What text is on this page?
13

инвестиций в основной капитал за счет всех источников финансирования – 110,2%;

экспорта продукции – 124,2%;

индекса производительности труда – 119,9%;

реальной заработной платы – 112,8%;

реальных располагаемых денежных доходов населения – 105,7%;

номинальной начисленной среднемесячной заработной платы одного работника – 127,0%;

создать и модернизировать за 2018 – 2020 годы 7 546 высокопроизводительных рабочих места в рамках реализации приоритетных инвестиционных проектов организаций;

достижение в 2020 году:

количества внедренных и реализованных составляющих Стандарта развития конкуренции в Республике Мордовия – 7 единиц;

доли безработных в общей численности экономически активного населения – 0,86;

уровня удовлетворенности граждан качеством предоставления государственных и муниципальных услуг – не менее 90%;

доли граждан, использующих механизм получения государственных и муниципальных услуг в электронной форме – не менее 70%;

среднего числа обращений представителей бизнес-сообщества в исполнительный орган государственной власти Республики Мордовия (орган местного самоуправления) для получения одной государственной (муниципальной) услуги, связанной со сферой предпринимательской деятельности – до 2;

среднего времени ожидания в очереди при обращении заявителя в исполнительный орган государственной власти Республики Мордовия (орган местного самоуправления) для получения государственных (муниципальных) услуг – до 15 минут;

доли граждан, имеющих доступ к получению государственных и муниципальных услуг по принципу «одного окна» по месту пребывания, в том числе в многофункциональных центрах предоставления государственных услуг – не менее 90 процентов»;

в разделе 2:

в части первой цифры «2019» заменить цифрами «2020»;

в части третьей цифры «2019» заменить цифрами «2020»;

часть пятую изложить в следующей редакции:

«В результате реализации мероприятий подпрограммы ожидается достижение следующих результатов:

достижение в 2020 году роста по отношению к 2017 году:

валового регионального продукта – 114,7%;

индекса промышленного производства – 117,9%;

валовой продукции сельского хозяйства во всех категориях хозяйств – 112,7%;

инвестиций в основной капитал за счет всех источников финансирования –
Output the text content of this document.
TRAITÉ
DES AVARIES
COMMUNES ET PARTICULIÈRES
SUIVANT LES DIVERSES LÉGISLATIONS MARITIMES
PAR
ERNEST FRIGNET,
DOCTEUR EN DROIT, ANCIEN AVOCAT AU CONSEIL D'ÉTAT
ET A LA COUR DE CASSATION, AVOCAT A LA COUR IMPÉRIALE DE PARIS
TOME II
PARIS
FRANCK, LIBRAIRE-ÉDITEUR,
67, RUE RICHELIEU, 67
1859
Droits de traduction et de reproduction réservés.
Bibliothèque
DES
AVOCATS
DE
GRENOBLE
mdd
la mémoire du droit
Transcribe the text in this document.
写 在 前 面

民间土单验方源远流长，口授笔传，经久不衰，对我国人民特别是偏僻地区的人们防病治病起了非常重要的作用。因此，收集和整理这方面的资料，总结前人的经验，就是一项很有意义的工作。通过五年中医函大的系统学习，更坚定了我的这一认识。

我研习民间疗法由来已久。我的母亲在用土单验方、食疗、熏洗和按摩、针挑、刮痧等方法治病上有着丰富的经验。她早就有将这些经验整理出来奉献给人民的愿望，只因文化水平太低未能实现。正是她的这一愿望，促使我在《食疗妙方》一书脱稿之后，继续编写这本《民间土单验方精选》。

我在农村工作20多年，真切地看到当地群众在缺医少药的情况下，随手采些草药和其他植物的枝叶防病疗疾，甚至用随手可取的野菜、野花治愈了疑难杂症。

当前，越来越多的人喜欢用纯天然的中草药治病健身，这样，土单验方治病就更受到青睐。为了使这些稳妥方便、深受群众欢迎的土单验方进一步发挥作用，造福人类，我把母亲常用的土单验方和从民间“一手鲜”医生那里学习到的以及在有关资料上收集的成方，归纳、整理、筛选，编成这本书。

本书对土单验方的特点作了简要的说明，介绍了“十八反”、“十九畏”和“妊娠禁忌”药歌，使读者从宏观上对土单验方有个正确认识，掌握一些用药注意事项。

######

## Exercise instructions
Return the line that contains "Transcribe the text in this document." and all lines after it, verbatim, and nothing else.

## Worked answer
Transcribe the text in this document.
写 在 前 面

民间土单验方源远流长，口授笔传，经久不衰，对我国人民特别是偏僻地区的人们防病治病起了非常重要的作用。因此，收集和整理这方面的资料，总结前人的经验，就是一项很有意义的工作。通过五年中医函大的系统学习，更坚定了我的这一认识。

我研习民间疗法由来已久。我的母亲在用土单验方、食疗、熏洗和按摩、针挑、刮痧等方法治病上有着丰富的经验。她早就有将这些经验整理出来奉献给人民的愿望，只因文化水平太低未能实现。正是她的这一愿望，促使我在《食疗妙方》一书脱稿之后，继续编写这本《民间土单验方精选》。

我在农村工作20多年，真切地看到当地群众在缺医少药的情况下，随手采些草药和其他植物的枝叶防病疗疾，甚至用随手可取的野菜、野花治愈了疑难杂症。

当前，越来越多的人喜欢用纯天然的中草药治病健身，这样，土单验方治病就更受到青睐。为了使这些稳妥方便、深受群众欢迎的土单验方进一步发挥作用，造福人类，我把母亲常用的土单验方和从民间“一手鲜”医生那里学习到的以及在有关资料上收集的成方，归纳、整理、筛选，编成这本书。

本书对土单验方的特点作了简要的说明，介绍了“十八反”、“十九畏”和“妊娠禁忌”药歌，使读者从宏观上对土单验方有个正确认识，掌握一些用药注意事项。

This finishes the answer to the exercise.